### QUOTED TEXT
◆ ◆ ◆

4.3 Mann-Whitney U test

Overview

The Mann-Whitney U test was described by Wilcoxon (1945) and Mann & Whitney (1947) . Here, interest lies in comparing two groups of independent samples. This is a non-parametric analogue to a classical two-sample (unpaired) t-test.

The null hypothesis

Suppose we have independent response values for a quantity of interest measured from each of two groups. We consider these values in the two groups to be representative observations from each of two random variables, $Y_1$ and $Y_2$, respectively. The general null hypothesis tested by the Mann-Whitney U test is:

• H₀₁: the distribution of $Y_1$ is equivalent to that of $Y_2$.

Thus, $Y_1$ and $Y_2$ are exchangeable with one another if H₀₁ is true. If we want to assume that the distributions of $Y_1$ and $Y_2$ have the same scale, shape, etc., and can only differ in the value of their central location, then we can have a more specific null hypothesis:

• H₀₂: the distribution of $Y_1$ is stochastically no larger or smaller than that of $Y_2;$ or (even more strictly)
• H₀₃: the median of $Y_1$ = the median of $Y_2$.

The corresponding (two-sided) alternative hypotheses, in each case, would be phrased as:

• H_A1: the distributions of $Y_1$ and $Y_2$ differ from one another.
• H_A2: the distribution of $Y_1$ is stochastically either larger or smaller than that of $Y_2;$ or (even more strictly)
• H_A3: the median of $Y_1$ $\neq$ the median of $Y_2$,

respectively.

One may also choose to do a one-tailed test, e.g., to assert a more specific alternative hypothesis; namely that $Y_1$ is stochastically larger than $Y_2$ (or, the median of $Y_1$ > the median of $Y_2$).

Description of the test statistic

Let $\left[ y_{1},\ldots,y_{n_1} \right] $ be an independent and identically distributed (i.i.d.) sample of $n_1$ units from $Y_1$ ('group 1'), and let $\left[ y_{(n_1+1)},\ldots,y_{(n_1+n_2)} \right] $ be an i.i.d. sample of $n_2$ units from $Y_2$ ('group 2'). The combined set of sampling units from both groups is therefore given by vector $\mathbf{y} = \left[ y_{1},\ldots,y_{(n_1+n_2)} \right]. $ Let vector $\mathbf{r} = \left[ r_1,\ldots,r_{n_1+n_2} \right]$ be the corresponding ranks of all the sample values in $\mathbf{y}$ from both groups combined, such that the smallest value obtains rank = 1 and the largest value obtains rank = $(n_1+n_2)$. Next, define $R_1$ and $R_2$ as the sum of the ranks for group 1 and group 2, respectively; i.e.

◆ ◆ ◆

### INFORMATION SUPPLIED
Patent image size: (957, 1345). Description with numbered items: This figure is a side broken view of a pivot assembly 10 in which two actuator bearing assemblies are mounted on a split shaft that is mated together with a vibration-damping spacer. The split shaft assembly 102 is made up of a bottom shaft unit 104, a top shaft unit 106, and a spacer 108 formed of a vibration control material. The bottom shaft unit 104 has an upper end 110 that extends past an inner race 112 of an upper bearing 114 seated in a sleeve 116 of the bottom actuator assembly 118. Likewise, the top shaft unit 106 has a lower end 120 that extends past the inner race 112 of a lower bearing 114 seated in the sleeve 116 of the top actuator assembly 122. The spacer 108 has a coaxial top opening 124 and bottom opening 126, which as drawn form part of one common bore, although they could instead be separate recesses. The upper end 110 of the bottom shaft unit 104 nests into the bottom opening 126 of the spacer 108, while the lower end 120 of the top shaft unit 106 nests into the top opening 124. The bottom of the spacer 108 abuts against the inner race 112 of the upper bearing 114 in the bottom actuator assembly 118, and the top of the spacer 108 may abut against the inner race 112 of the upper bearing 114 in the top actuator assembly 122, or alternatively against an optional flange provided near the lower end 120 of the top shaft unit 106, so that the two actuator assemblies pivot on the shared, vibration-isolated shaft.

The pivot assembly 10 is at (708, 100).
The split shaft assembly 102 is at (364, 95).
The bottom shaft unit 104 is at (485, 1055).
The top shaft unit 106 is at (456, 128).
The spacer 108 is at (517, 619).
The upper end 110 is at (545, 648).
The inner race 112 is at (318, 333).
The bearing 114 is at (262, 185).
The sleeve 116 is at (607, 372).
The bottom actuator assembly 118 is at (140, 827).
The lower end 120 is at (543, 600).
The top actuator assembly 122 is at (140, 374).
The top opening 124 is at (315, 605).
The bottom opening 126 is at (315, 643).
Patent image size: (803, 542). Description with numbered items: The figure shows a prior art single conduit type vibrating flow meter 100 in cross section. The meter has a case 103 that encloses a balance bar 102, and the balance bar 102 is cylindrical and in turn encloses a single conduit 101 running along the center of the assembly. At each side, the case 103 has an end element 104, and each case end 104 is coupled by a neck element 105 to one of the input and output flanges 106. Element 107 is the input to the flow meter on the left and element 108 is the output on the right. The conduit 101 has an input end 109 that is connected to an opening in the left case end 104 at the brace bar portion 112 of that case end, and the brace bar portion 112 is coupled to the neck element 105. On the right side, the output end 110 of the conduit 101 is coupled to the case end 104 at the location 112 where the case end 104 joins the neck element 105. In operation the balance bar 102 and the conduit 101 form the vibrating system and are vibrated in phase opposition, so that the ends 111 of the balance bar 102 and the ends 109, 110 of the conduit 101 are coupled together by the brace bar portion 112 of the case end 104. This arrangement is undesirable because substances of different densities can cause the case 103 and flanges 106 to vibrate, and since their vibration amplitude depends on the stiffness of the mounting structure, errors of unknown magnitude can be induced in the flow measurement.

◆ ◆ ◆

### WHAT YOU WILL DO
a) According to the section on the Mann-Whitney U test above, which test is the Mann-Whitney U test a non-parametric analogue of?
b) List every null hypothesis stated in the section on the Mann-Whitney U test above.
c) Extend the section on the Mann-Whitney U test above, picking up right after its final words.

### OUTPUTS BY TASK
a) A classical two-sample (unpaired) t-test.

b)
- H₀₁: the distribution of Y₁ is equivalent to that of Y₂.
- H₀₂: the distribution of Y₁ is stochastically no larger or smaller than that of Y₂.
- H₀₃: the median of Y₁ = the median of Y₂.

c)
$$ R_1 = \sum_{i=1}^{n_1} r_i \hspace{1cm} \text{and} \hspace{1cm} R_2 = \sum_{i=(n_1+1)}^{(n_1+n_2)} r_i $$

then calculate $U_1$ and $U_2$ as follows:

$$ U_1 = n_1n_2+\frac{n_1(n_1+1)}{2} - R_1 \hspace{1cm} \text{and} \hspace{1cm} U_2 = n_1n_2+\frac{n_2(n_2+1)}{2} - R_2 $$

Now, for any given dataset, the calculated values of $U_1$ and $U_2$ are not independent of one another. More specifically, $U_1+U_2 = n_1n_2$, so either $U_1$ or $U_2$ can be used as a suitable test statistic here.

PRIMER uses $U_2$ as the test-statistic, but will calculate and provide values for both $U_1$ and $U_2$ in the output file for this test.

Treatment of ties

If any values of $y_i$ are equal to one another, then they are tied with one another in terms of rank. Then, if we order the data from smallest to largest and generate corresponding integers in order from $1$ to $(n_1+n_2)$ , PRIMER will simply average the corresponding ordered integers for any tied values to obtain an average and equivalent rank value for them. Thus, for example, suppose we have two groups with $n_1 = n_2 = 3$ having the following values: $\mathbf{y} = \{ 2, 4, 5, 5, 10, 15 \}$, then the ordered integers are $\{ 1, 2, 3, 4, 5, 6 \}$ and the ranks would be $\mathbf{r} = \{ 1, 2, 3.5, 3.5, 5, 6 \}$, because the 3rd and 4th-ranked values are tied.

Importantly, the presence of ties poses no problem for calculating p-values in PRIMER, as the permutation algorithm simply proceeds in the usual way, and an exact test is achieved directly. This contrasts with other available software implementations of the Mann-Whitney U test (e.g., 'wilcox.test' in R), which do not compute an exact p-value if there are ties.

Calculation of the P-value

Assuming only exchangeability of the observations across the two groups, we shall generate the distribution of $U_2$ under a true null hypothesis by permuting the observations freely across the two groups (always retaining the original sample sizes of $n_1$ and $n_2$), which permits a direct empirical calculation of an appropriate p-value.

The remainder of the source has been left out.